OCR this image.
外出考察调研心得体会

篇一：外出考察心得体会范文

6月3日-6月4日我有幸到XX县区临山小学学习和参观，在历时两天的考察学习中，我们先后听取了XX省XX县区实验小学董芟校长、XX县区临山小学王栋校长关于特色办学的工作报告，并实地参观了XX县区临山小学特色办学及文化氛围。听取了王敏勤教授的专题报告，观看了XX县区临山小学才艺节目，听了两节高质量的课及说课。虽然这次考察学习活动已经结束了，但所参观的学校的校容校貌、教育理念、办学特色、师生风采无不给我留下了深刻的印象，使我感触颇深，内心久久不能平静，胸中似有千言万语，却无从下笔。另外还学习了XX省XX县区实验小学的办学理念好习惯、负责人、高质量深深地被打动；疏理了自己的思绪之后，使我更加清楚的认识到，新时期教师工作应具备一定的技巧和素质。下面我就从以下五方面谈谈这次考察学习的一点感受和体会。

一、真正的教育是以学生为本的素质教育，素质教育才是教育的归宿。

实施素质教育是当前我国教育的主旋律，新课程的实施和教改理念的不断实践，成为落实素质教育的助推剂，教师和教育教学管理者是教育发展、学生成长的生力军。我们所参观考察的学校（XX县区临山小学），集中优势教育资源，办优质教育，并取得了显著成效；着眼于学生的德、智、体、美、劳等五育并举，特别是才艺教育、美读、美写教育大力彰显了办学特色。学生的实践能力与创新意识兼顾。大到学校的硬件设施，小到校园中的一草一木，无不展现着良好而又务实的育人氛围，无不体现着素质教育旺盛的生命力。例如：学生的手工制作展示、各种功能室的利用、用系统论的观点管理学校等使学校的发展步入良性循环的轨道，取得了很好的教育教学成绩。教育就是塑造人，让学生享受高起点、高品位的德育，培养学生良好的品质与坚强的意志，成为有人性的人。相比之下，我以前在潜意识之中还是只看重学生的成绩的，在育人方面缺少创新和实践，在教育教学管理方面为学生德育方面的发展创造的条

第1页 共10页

******

▸ Task details: Write the complete data out, exactly as above.

▸ Result for this exercise:
OCR this image.
外出考察调研心得体会

篇一：外出考察心得体会范文

6月3日-6月4日我有幸到XX县区临山小学学习和参观，在历时两天的考察学习中，我们先后听取了XX省XX县区实验小学董芟校长、XX县区临山小学王栋校长关于特色办学的工作报告，并实地参观了XX县区临山小学特色办学及文化氛围。听取了王敏勤教授的专题报告，观看了XX县区临山小学才艺节目，听了两节高质量的课及说课。虽然这次考察学习活动已经结束了，但所参观的学校的校容校貌、教育理念、办学特色、师生风采无不给我留下了深刻的印象，使我感触颇深，内心久久不能平静，胸中似有千言万语，却无从下笔。另外还学习了XX省XX县区实验小学的办学理念好习惯、负责人、高质量深深地被打动；疏理了自己的思绪之后，使我更加清楚的认识到，新时期教师工作应具备一定的技巧和素质。下面我就从以下五方面谈谈这次考察学习的一点感受和体会。

一、真正的教育是以学生为本的素质教育，素质教育才是教育的归宿。

实施素质教育是当前我国教育的主旋律，新课程的实施和教改理念的不断实践，成为落实素质教育的助推剂，教师和教育教学管理者是教育发展、学生成长的生力军。我们所参观考察的学校（XX县区临山小学），集中优势教育资源，办优质教育，并取得了显著成效；着眼于学生的德、智、体、美、劳等五育并举，特别是才艺教育、美读、美写教育大力彰显了办学特色。学生的实践能力与创新意识兼顾。大到学校的硬件设施，小到校园中的一草一木，无不展现着良好而又务实的育人氛围，无不体现着素质教育旺盛的生命力。例如：学生的手工制作展示、各种功能室的利用、用系统论的观点管理学校等使学校的发展步入良性循环的轨道，取得了很好的教育教学成绩。教育就是塑造人，让学生享受高起点、高品位的德育，培养学生良好的品质与坚强的意志，成为有人性的人。相比之下，我以前在潜意识之中还是只看重学生的成绩的，在育人方面缺少创新和实践，在教育教学管理方面为学生德育方面的发展创造的条

第1页 共10页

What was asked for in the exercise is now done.